DATA TO PROCESS
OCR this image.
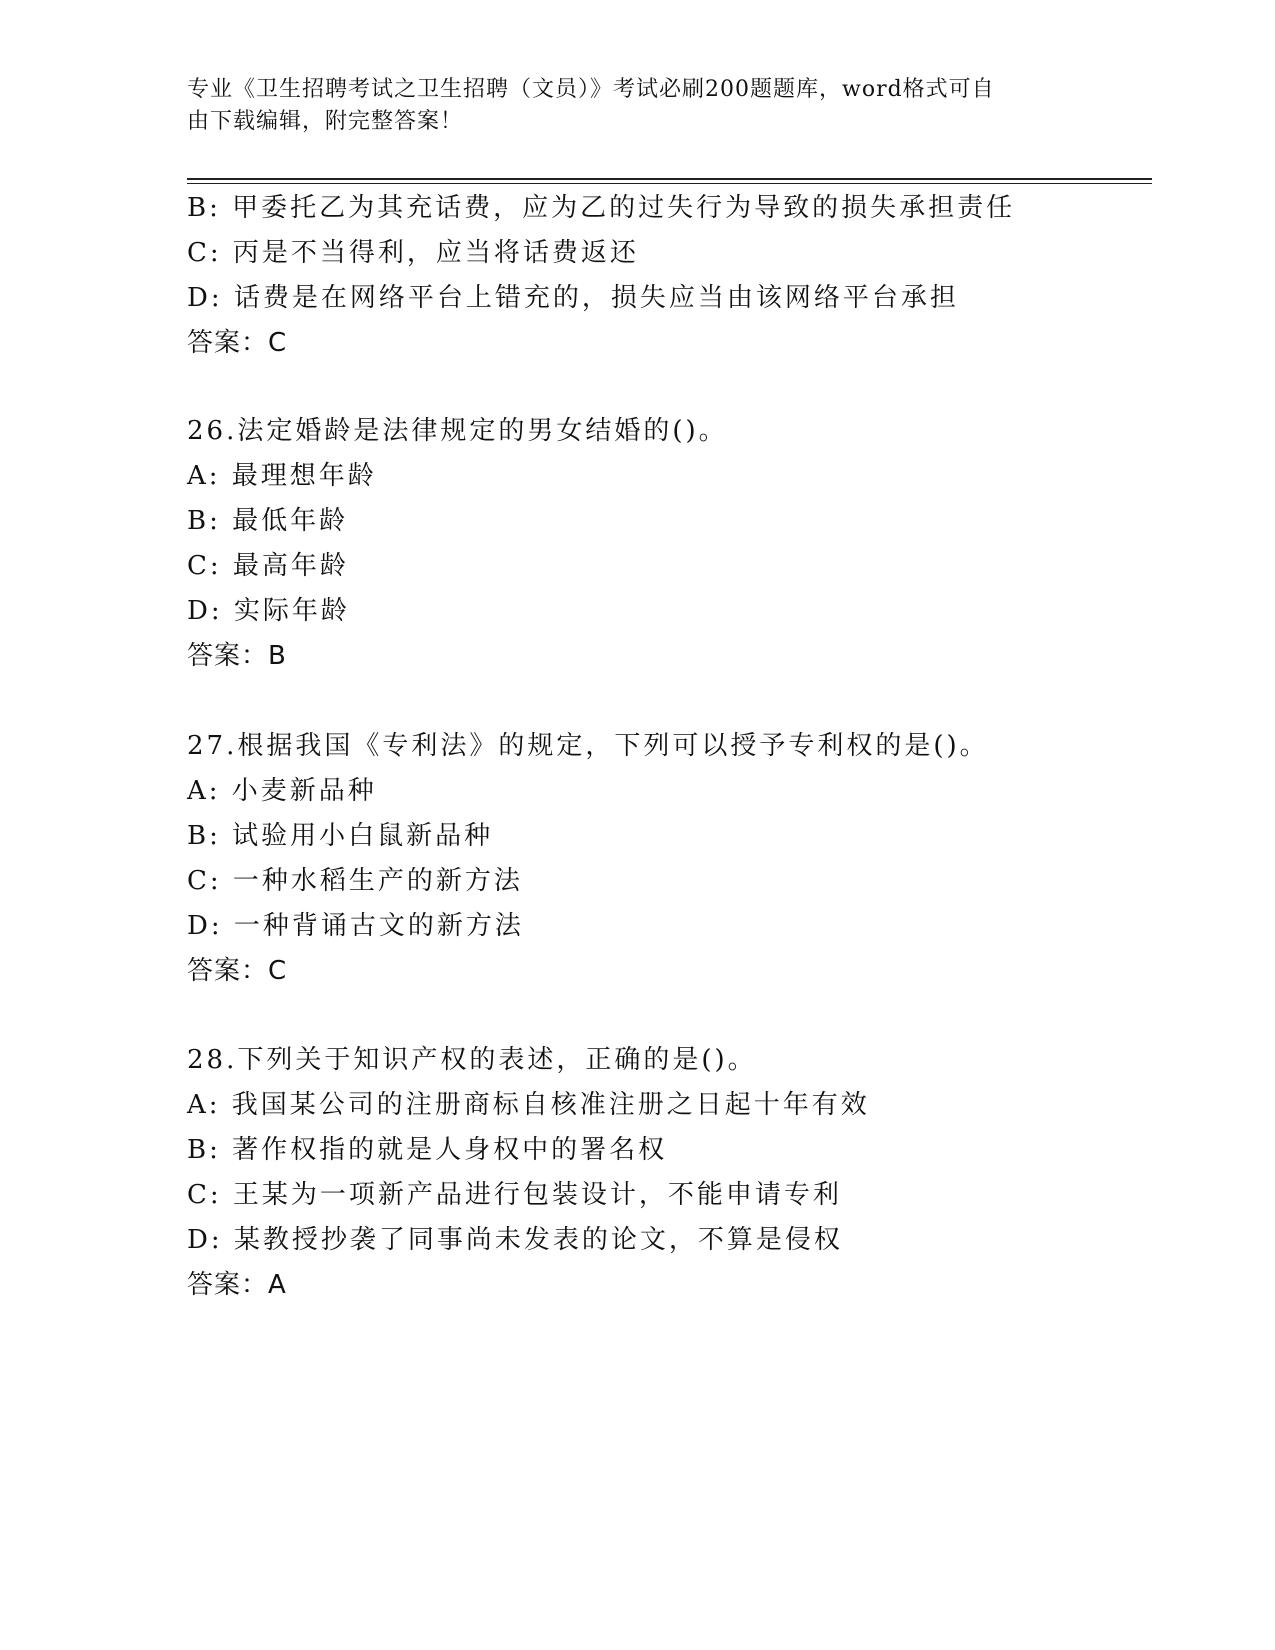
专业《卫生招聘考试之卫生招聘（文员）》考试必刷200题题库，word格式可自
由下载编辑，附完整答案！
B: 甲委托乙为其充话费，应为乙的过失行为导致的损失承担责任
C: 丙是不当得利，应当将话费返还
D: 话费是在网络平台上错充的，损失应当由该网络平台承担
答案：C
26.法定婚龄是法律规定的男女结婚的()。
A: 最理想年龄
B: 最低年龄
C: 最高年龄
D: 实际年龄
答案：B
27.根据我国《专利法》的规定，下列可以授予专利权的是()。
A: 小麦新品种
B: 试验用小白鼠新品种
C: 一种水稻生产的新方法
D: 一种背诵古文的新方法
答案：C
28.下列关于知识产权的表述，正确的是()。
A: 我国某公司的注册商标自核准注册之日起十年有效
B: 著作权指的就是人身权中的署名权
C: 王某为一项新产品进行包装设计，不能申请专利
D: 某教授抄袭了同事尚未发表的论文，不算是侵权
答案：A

REQUIREMENTS
Without including any pictures, reproduce the listing exactly.

FINISHED ANSWER
OCR this image.
专业《卫生招聘考试之卫生招聘（文员）》考试必刷200题题库，word格式可自
由下载编辑，附完整答案！
B: 甲委托乙为其充话费，应为乙的过失行为导致的损失承担责任
C: 丙是不当得利，应当将话费返还
D: 话费是在网络平台上错充的，损失应当由该网络平台承担
答案：C
26.法定婚龄是法律规定的男女结婚的()。
A: 最理想年龄
B: 最低年龄
C: 最高年龄
D: 实际年龄
答案：B
27.根据我国《专利法》的规定，下列可以授予专利权的是()。
A: 小麦新品种
B: 试验用小白鼠新品种
C: 一种水稻生产的新方法
D: 一种背诵古文的新方法
答案：C
28.下列关于知识产权的表述，正确的是()。
A: 我国某公司的注册商标自核准注册之日起十年有效
B: 著作权指的就是人身权中的署名权
C: 王某为一项新产品进行包装设计，不能申请专利
D: 某教授抄袭了同事尚未发表的论文，不算是侵权
答案：A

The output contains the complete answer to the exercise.